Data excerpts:

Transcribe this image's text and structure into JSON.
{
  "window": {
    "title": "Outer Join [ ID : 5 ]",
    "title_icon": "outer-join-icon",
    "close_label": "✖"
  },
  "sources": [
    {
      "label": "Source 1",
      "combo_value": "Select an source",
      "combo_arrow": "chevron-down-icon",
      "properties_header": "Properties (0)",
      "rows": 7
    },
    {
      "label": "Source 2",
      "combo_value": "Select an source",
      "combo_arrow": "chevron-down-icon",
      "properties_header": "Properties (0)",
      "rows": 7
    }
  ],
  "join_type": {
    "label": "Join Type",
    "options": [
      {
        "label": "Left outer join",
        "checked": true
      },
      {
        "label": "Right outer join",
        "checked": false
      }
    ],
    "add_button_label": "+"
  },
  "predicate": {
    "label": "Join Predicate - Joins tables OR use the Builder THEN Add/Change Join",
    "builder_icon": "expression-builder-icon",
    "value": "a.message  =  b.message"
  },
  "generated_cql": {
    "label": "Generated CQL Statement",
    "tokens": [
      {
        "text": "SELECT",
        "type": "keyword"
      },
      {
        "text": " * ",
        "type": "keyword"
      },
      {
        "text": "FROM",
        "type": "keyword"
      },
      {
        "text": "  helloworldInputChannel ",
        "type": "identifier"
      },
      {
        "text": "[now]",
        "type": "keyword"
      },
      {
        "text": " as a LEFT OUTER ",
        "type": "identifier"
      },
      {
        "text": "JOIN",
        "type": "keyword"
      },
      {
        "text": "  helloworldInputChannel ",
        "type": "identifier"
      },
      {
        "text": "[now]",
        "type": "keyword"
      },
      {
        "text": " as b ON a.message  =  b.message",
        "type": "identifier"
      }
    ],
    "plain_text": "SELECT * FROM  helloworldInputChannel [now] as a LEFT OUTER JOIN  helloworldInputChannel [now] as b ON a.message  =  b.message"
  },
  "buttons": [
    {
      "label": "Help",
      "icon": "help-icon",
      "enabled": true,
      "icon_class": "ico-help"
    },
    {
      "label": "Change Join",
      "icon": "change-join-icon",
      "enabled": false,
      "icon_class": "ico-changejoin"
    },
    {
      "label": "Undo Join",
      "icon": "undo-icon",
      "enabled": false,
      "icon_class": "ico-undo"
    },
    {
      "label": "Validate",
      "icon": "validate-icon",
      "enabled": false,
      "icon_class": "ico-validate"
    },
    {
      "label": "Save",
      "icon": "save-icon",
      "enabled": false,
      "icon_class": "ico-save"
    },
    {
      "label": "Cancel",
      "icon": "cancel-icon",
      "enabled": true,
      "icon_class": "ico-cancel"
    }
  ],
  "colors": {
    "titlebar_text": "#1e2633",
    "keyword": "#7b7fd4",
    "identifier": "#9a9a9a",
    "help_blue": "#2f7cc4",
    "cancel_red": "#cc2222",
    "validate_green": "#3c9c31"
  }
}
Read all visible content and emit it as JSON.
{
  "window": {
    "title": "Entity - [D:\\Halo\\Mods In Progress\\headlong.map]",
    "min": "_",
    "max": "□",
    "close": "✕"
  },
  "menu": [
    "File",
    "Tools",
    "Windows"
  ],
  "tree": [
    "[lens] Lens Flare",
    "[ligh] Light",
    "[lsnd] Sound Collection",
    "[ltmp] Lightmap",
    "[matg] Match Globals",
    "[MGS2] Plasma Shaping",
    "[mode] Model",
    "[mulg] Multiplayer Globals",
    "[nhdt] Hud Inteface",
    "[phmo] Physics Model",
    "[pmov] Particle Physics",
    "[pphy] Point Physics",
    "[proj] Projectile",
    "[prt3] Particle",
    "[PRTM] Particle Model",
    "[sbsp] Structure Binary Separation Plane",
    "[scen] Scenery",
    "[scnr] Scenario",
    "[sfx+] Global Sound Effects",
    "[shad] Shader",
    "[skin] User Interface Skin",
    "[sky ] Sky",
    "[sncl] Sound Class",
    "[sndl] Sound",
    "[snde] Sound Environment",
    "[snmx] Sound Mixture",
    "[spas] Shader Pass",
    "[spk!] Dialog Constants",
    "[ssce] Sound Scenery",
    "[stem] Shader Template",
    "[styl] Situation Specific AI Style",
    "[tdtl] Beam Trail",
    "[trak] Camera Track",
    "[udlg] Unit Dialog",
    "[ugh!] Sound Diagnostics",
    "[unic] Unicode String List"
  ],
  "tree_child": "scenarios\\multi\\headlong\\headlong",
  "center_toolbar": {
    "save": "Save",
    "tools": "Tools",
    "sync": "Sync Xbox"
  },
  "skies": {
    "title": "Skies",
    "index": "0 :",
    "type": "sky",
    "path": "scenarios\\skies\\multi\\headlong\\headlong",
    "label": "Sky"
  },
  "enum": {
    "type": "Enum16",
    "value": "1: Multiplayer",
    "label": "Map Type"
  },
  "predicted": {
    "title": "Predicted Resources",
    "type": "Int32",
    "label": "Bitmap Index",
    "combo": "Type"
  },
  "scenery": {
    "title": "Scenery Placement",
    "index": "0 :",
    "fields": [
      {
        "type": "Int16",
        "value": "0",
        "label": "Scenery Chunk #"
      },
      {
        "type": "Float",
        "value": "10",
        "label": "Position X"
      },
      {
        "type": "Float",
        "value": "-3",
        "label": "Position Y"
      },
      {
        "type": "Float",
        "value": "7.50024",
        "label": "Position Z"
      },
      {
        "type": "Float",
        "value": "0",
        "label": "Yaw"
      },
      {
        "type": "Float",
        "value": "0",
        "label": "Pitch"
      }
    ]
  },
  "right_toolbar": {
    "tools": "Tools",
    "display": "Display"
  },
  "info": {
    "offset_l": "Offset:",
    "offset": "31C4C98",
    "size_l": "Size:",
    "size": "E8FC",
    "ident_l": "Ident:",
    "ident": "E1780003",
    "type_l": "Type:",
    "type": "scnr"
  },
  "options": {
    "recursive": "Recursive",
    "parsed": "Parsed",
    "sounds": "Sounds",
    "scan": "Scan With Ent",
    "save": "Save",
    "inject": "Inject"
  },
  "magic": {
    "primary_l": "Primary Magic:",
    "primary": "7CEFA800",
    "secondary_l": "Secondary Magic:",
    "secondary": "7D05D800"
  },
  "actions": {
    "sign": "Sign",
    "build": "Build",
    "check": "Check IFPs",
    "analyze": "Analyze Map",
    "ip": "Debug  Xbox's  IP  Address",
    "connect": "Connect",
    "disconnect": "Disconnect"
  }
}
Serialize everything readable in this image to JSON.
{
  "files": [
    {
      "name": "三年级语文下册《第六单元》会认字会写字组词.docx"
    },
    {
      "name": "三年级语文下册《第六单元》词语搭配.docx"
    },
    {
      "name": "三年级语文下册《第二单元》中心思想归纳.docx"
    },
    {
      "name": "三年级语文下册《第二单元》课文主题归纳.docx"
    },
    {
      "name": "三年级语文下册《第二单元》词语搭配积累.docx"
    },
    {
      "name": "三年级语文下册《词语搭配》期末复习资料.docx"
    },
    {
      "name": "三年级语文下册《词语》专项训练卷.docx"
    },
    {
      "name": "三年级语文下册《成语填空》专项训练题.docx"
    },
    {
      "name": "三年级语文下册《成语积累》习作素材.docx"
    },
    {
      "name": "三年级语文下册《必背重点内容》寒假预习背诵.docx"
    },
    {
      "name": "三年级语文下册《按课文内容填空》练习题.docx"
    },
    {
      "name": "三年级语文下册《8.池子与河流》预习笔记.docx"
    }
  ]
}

Problem description:
Which lines hold the word "Multiplayer"? Return all of them from the records above.

Final result:
    "[mulg] Multiplayer Globals",
    "value": "1: Multiplayer",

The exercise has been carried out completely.